[EXERCISE] Copy the K2 climbing excerpt from "y climber had" up to and including "the icy slope.", swapping "nylon rope" for "safety rope".

Can we count on you…

1 09 2011

Below is an excerpt from a book entitled, “Loyalty, The Vexing Virtue” by Eric Felten:

In August of 1953, Eight American climbers had been trying to scale the perilous Himalayan peak K2 when on of them Art Gilkey, developed a blood clot in his leg. Unless they get him down to the bottom quickly he was going to die. Saving this incapacitated climber meant terrible risks for the other climbers. The conditions of this particular climb were treacherous for skilled climbers carrying nothing, but their own pack. As they worked there way down one man, whose frostbitten fingers were too stiff to maintain his grip, slipped. He seemed to cartwheel down the slick 45-degree slope, his gloves flying off his hands, his shredded pack tearing loose. Until he was over the cliff and gone. That would have been the end of this unluck

y climber had it not been for nylon rope that connected him to the men above — A rope that nearly killed all of them. As the first man plummeted, he pulled another climber over with him. The weight of those two yanked a third, fourth, and fifth off the side of the mountain, sending them careening in a mad jumble down the icy slope.

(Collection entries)

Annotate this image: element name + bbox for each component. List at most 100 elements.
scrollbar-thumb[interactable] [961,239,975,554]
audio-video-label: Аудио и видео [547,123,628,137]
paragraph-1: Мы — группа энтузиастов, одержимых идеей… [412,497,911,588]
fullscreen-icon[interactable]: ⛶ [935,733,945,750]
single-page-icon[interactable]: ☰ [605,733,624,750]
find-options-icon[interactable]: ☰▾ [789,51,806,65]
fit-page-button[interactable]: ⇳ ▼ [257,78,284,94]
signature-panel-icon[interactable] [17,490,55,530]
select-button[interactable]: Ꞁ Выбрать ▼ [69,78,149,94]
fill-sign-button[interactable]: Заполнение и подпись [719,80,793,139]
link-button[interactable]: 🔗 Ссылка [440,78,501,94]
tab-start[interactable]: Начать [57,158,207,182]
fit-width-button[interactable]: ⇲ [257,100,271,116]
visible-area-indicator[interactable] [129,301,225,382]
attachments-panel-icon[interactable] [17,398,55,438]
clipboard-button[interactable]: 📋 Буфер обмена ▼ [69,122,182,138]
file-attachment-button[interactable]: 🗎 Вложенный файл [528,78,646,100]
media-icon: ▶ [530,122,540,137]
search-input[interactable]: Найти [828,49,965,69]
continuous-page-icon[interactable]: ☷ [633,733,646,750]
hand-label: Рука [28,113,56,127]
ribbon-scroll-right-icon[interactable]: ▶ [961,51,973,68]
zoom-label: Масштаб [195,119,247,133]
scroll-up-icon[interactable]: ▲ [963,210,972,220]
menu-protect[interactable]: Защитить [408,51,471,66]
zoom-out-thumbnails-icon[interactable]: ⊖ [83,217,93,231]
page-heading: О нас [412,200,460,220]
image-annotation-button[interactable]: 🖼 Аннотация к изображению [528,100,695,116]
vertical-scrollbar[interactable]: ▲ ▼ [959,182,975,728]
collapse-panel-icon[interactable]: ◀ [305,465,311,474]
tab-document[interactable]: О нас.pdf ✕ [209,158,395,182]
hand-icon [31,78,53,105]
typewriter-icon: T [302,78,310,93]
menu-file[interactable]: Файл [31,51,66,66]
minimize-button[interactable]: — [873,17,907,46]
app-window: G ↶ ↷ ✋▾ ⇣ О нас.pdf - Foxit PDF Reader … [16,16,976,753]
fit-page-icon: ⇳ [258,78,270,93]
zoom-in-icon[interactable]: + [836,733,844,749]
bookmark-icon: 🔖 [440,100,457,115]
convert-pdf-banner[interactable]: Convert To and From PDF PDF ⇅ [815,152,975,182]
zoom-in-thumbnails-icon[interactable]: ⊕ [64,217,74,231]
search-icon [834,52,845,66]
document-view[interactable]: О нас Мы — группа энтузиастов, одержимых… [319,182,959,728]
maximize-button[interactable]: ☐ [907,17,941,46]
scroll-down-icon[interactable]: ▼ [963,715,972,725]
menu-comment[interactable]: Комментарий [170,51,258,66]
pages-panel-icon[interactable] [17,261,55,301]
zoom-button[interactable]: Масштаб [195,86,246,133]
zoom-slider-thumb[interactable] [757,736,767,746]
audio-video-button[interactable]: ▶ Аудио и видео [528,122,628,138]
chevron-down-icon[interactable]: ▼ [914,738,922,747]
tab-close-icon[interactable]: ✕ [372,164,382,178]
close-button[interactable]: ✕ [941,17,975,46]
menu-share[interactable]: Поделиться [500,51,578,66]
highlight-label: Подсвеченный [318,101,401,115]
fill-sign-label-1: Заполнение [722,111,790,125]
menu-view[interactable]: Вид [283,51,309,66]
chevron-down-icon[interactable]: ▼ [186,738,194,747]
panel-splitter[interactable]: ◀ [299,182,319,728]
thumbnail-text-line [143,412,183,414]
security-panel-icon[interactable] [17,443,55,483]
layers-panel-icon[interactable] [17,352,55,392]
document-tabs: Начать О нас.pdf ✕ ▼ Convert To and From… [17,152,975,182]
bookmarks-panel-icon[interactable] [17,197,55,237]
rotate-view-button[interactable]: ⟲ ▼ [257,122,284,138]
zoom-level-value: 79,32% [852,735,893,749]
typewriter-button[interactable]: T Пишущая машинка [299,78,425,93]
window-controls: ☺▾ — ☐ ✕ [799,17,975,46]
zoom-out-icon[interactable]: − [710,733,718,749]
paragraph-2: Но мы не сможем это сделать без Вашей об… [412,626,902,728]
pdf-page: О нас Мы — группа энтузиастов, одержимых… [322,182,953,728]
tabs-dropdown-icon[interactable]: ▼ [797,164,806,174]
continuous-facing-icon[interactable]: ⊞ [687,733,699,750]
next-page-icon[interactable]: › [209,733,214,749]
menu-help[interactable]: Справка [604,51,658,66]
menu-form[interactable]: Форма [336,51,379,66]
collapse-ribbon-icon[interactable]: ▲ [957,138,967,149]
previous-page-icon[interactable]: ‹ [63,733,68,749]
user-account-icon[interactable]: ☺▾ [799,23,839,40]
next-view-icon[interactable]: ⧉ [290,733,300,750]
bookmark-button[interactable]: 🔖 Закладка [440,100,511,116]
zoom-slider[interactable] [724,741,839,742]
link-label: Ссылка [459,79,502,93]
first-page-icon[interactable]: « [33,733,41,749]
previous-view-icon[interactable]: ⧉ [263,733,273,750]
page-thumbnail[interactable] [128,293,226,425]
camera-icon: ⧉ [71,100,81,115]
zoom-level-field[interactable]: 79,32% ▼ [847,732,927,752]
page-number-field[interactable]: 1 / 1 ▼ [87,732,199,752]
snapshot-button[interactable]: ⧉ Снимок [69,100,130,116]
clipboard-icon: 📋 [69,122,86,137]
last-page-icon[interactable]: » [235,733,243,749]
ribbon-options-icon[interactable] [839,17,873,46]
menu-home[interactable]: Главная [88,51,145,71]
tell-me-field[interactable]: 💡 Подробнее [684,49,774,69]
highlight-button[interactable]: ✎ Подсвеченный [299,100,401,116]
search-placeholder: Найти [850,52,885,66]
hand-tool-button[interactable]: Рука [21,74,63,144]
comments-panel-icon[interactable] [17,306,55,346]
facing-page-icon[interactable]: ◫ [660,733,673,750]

[YOUR SOLUTION]
y climber had it not been for safety rope that connected him to the men above — A rope that nearly killed all of them. As the first man plummeted, he pulled another climber over with him. The weight of those two yanked a third, fourth, and fifth off the side of the mountain, sending them careening in a mad jumble down the icy slope.